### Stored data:
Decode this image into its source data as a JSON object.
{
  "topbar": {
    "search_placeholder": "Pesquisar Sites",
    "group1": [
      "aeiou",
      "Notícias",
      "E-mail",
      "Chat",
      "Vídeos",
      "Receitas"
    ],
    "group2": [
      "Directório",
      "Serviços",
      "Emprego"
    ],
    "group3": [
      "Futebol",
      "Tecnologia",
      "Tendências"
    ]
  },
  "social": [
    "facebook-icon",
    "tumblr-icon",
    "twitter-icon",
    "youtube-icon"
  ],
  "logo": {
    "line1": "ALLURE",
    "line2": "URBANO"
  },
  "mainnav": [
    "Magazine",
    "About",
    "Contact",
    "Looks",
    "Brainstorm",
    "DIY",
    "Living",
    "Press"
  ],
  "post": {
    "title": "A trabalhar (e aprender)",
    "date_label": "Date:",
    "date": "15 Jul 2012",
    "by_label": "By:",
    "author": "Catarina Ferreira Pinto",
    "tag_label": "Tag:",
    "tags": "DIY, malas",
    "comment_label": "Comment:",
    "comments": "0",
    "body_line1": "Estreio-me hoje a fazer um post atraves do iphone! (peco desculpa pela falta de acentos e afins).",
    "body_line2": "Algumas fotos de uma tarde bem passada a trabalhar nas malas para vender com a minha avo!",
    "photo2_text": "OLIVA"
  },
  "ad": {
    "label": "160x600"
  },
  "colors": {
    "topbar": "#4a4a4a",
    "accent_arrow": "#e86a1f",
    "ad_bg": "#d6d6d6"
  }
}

### JOB:
Return all the data exactly as given.

### EXERCISE RESPONSE:
Decode this image into its source data as a JSON object.
{
  "topbar": {
    "search_placeholder": "Pesquisar Sites",
    "group1": [
      "aeiou",
      "Notícias",
      "E-mail",
      "Chat",
      "Vídeos",
      "Receitas"
    ],
    "group2": [
      "Directório",
      "Serviços",
      "Emprego"
    ],
    "group3": [
      "Futebol",
      "Tecnologia",
      "Tendências"
    ]
  },
  "social": [
    "facebook-icon",
    "tumblr-icon",
    "twitter-icon",
    "youtube-icon"
  ],
  "logo": {
    "line1": "ALLURE",
    "line2": "URBANO"
  },
  "mainnav": [
    "Magazine",
    "About",
    "Contact",
    "Looks",
    "Brainstorm",
    "DIY",
    "Living",
    "Press"
  ],
  "post": {
    "title": "A trabalhar (e aprender)",
    "date_label": "Date:",
    "date": "15 Jul 2012",
    "by_label": "By:",
    "author": "Catarina Ferreira Pinto",
    "tag_label": "Tag:",
    "tags": "DIY, malas",
    "comment_label": "Comment:",
    "comments": "0",
    "body_line1": "Estreio-me hoje a fazer um post atraves do iphone! (peco desculpa pela falta de acentos e afins).",
    "body_line2": "Algumas fotos de uma tarde bem passada a trabalhar nas malas para vender com a minha avo!",
    "photo2_text": "OLIVA"
  },
  "ad": {
    "label": "160x600"
  },
  "colors": {
    "topbar": "#4a4a4a",
    "accent_arrow": "#e86a1f",
    "ad_bg": "#d6d6d6"
  }
}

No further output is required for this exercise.